§ **Task objective**
Every line of the records below should be restated exactly.
** Start **
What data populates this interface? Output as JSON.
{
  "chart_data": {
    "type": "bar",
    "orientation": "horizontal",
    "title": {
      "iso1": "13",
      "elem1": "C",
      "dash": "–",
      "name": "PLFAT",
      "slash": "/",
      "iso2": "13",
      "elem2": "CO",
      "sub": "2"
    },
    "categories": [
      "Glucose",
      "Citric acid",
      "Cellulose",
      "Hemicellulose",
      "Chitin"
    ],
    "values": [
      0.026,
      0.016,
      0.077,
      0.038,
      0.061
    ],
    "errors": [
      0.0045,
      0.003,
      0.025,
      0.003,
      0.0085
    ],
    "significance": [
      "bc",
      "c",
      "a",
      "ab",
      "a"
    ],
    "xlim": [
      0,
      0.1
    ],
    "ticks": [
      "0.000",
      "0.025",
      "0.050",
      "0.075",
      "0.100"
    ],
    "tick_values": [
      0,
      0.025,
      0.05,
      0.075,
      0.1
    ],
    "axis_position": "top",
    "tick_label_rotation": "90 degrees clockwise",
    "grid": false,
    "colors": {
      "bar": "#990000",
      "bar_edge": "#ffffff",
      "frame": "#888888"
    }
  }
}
** End **
§ **Task result**
What data populates this interface? Output as JSON.
{
  "chart_data": {
    "type": "bar",
    "orientation": "horizontal",
    "title": {
      "iso1": "13",
      "elem1": "C",
      "dash": "–",
      "name": "PLFAT",
      "slash": "/",
      "iso2": "13",
      "elem2": "CO",
      "sub": "2"
    },
    "categories": [
      "Glucose",
      "Citric acid",
      "Cellulose",
      "Hemicellulose",
      "Chitin"
    ],
    "values": [
      0.026,
      0.016,
      0.077,
      0.038,
      0.061
    ],
    "errors": [
      0.0045,
      0.003,
      0.025,
      0.003,
      0.0085
    ],
    "significance": [
      "bc",
      "c",
      "a",
      "ab",
      "a"
    ],
    "xlim": [
      0,
      0.1
    ],
    "ticks": [
      "0.000",
      "0.025",
      "0.050",
      "0.075",
      "0.100"
    ],
    "tick_values": [
      0,
      0.025,
      0.05,
      0.075,
      0.1
    ],
    "axis_position": "top",
    "tick_label_rotation": "90 degrees clockwise",
    "grid": false,
    "colors": {
      "bar": "#990000",
      "bar_edge": "#ffffff",
      "frame": "#888888"
    }
  }
}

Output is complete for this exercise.